**TESTO DA LEGGERE**.
══════════

Il Tribunale per la Sorveglianza dell’Intelligence Straniera è stato creato nel 1978 dopo l’approvazione della legge sulla Sorveglianza dell’Intelligence Straniera (FISA) appositamente per ricevere e valutare, o meglio assecondare, le richieste delle varie agenzie governative di mettere sotto controllo le comunicazioni di sospetti agenti segreti stranieri operanti in territorio americano.
Dopo l’11 settembre 2001, la legge è stata di fatto incorporata nell’apparato pseudo-legale della “guerra al terrore”, per essere poi modificata nel 2008 con misure che hanno ulteriormente allentato i limiti imposti al governo dietro l’apparenza di maggiori garanzie legali. Il Tribunale, come dimostrano i numeri relativi alle proprie sentenze, quasi mai respinge le richieste del governo ed è diventato perciò un vero e proprio strumento per spiare i cittadini americani con una parvenza di legalità.
I “metadati” che Verizon sta passando “su base quotidiana” alla NSA riguardano sostanzialmente i numeri di telefono di chi chiama e di chi risponde, i numeri di serie dei dispositivi telefonici utilizzati, l’orario e la durata delle telefonate e la località in cui si trovano le persone interessate al momento delle chiamate. Esclusi dall’ordine sono invece i contenuti delle comunicazioni stesse, così come l’identità e il domicilio dei clienti Verizon.

══════════

**CONTENUTO DELL'ELENCO**.
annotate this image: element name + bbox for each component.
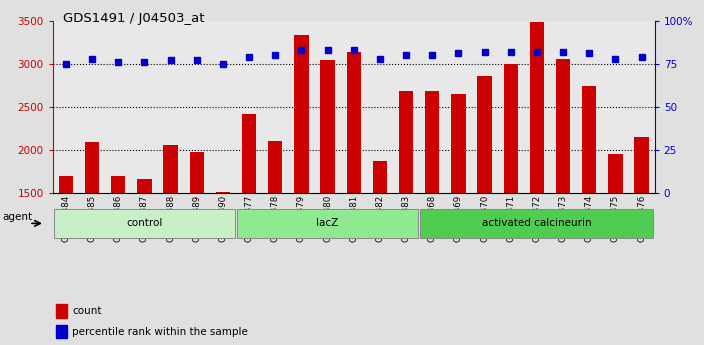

══════════

**BREVE ESERCIZIO**. Puoi riscrivere il passo del testo sul Tribunale per la Sorveglianza dell'Intelligence Straniera che inizia con "Dopo l’11 settembre" e termina con "parvenza di legalità.", sostituendo "cittadini americani" con "cittadini statunitensi"?

**RISPOSTA ALL'ESERCIZIO**.
Dopo l’11 settembre 2001, la legge è stata di fatto incorporata nell’apparato pseudo-legale della “guerra al terrore”, per essere poi modificata nel 2008 con misure che hanno ulteriormente allentato i limiti imposti al governo dietro l’apparenza di maggiori garanzie legali. Il Tribunale, come dimostrano i numeri relativi alle proprie sentenze, quasi mai respinge le richieste del governo ed è diventato perciò un vero e proprio strumento per spiare i cittadini statunitensi con una parvenza di legalità.